* BEGIN Records supplied *

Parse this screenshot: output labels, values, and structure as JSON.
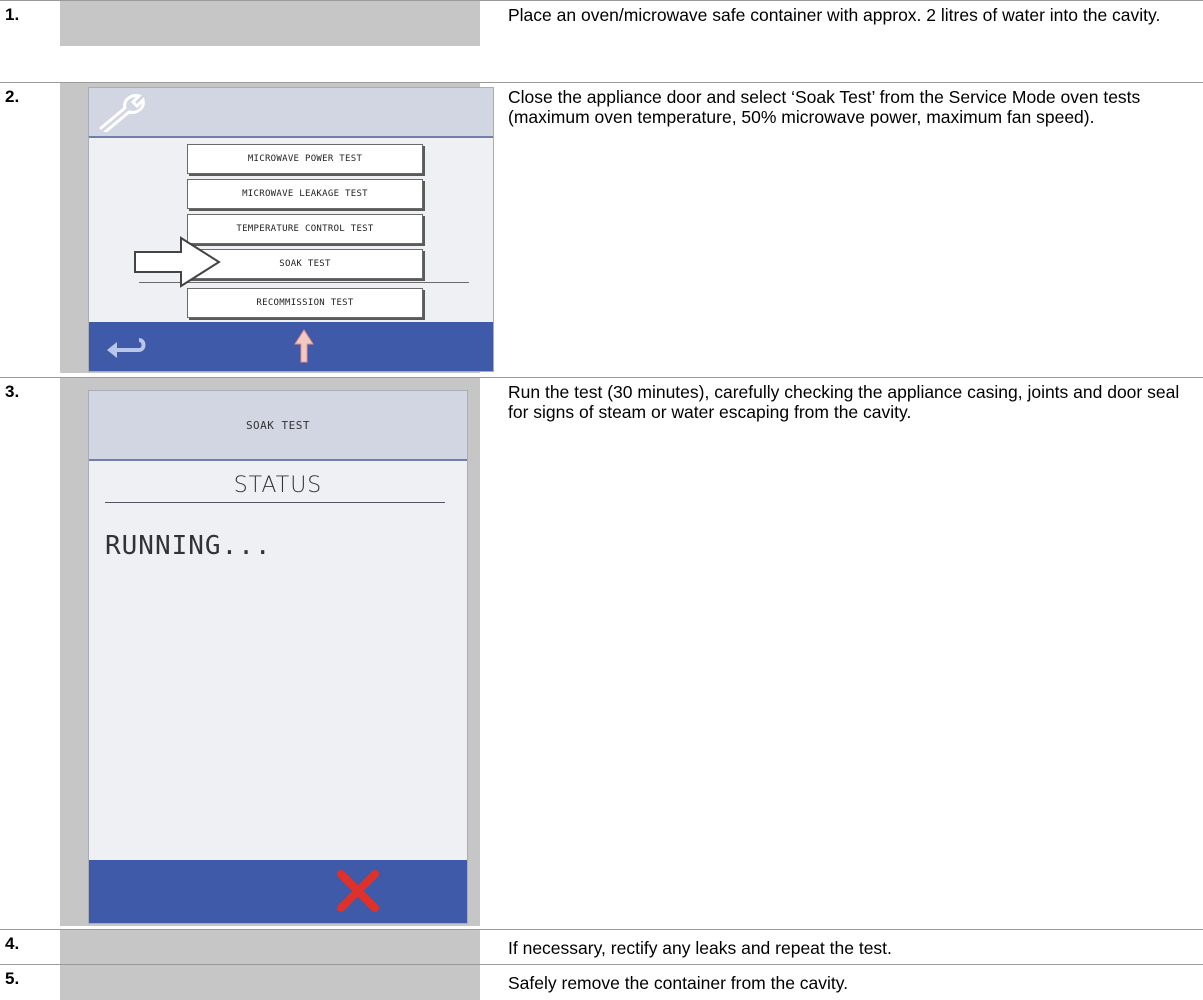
{
  "steps": [
    {
      "number": "1.",
      "text": "Place an oven/microwave safe container with approx. 2 litres of water into the cavity."
    },
    {
      "number": "2.",
      "text": "Close the appliance door and select ‘Soak Test’ from the Service Mode oven tests (maximum oven temperature, 50% microwave power, maximum fan speed)."
    },
    {
      "number": "3.",
      "text": "Run the test (30 minutes), carefully checking the appliance casing, joints and door seal for signs of steam or water escaping from the cavity."
    },
    {
      "number": "4.",
      "text": "If necessary, rectify any leaks and repeat the test."
    },
    {
      "number": "5.",
      "text": "Safely remove the container from the cavity."
    }
  ],
  "service_menu": {
    "icon": "wrench-icon",
    "items": [
      "MICROWAVE POWER TEST",
      "MICROWAVE LEAKAGE TEST",
      "TEMPERATURE CONTROL TEST",
      "SOAK TEST",
      "RECOMMISSION TEST"
    ],
    "selected": "SOAK TEST",
    "footer_icons": [
      "back-arrow-icon",
      "up-arrow-icon"
    ]
  },
  "soak_screen": {
    "title": "SOAK TEST",
    "status_heading": "STATUS",
    "status_value": "RUNNING...",
    "footer_icon": "cancel-x-icon"
  },
  "colors": {
    "cell_gray": "#c6c6c6",
    "screen_bg": "#eef0f4",
    "footer_blue": "#3f5aa8",
    "cancel_red": "#e0302a"
  }
}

* END Records supplied *

*Problem details:*
Find every line holding the word "oven"; give their count and nothing else.

*Exercise response:*
2